----- Material provided -----
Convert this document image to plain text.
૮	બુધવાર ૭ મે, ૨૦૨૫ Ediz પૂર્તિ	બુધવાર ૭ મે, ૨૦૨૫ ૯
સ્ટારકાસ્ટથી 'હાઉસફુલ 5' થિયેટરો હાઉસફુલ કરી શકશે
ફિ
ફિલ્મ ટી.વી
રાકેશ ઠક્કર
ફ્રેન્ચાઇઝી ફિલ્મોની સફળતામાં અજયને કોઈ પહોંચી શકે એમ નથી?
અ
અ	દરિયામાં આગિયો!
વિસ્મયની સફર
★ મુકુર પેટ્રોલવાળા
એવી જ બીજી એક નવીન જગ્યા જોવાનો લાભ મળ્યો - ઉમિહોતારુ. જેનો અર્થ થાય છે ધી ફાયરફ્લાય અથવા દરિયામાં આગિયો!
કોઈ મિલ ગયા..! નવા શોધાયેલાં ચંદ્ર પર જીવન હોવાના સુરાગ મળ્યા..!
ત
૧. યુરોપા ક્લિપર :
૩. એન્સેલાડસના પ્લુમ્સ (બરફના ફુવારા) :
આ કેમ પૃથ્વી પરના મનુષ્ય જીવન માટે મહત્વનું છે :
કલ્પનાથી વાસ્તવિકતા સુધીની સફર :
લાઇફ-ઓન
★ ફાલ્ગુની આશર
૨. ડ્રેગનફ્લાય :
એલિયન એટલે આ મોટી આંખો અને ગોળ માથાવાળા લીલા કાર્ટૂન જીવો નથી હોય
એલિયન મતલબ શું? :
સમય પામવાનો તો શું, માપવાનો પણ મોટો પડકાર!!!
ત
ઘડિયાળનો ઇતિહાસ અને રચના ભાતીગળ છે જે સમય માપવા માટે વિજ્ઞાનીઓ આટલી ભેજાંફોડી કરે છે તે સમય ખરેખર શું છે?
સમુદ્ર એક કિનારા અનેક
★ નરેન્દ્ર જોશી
-----
Task details:
Set down every record above exactly as given.

Answer to the exercise:
Convert this document image to plain text.
૮	બુધવાર ૭ મે, ૨૦૨૫ Ediz પૂર્તિ	બુધવાર ૭ મે, ૨૦૨૫ ૯
સ્ટારકાસ્ટથી 'હાઉસફુલ 5' થિયેટરો હાઉસફુલ કરી શકશે
ફિ
ફિલ્મ ટી.વી
રાકેશ ઠક્કર
ફ્રેન્ચાઇઝી ફિલ્મોની સફળતામાં અજયને કોઈ પહોંચી શકે એમ નથી?
અ
અ	દરિયામાં આગિયો!
વિસ્મયની સફર
★ મુકુર પેટ્રોલવાળા
એવી જ બીજી એક નવીન જગ્યા જોવાનો લાભ મળ્યો - ઉમિહોતારુ. જેનો અર્થ થાય છે ધી ફાયરફ્લાય અથવા દરિયામાં આગિયો!
કોઈ મિલ ગયા..! નવા શોધાયેલાં ચંદ્ર પર જીવન હોવાના સુરાગ મળ્યા..!
ત
૧. યુરોપા ક્લિપર :
૩. એન્સેલાડસના પ્લુમ્સ (બરફના ફુવારા) :
આ કેમ પૃથ્વી પરના મનુષ્ય જીવન માટે મહત્વનું છે :
કલ્પનાથી વાસ્તવિકતા સુધીની સફર :
લાઇફ-ઓન
★ ફાલ્ગુની આશર
૨. ડ્રેગનફ્લાય :
એલિયન એટલે આ મોટી આંખો અને ગોળ માથાવાળા લીલા કાર્ટૂન જીવો નથી હોય
એલિયન મતલબ શું? :
સમય પામવાનો તો શું, માપવાનો પણ મોટો પડકાર!!!
ત
ઘડિયાળનો ઇતિહાસ અને રચના ભાતીગળ છે જે સમય માપવા માટે વિજ્ઞાનીઓ આટલી ભેજાંફોડી કરે છે તે સમય ખરેખર શું છે?
સમુદ્ર એક કિનારા અનેક
★ નરેન્દ્ર જોશી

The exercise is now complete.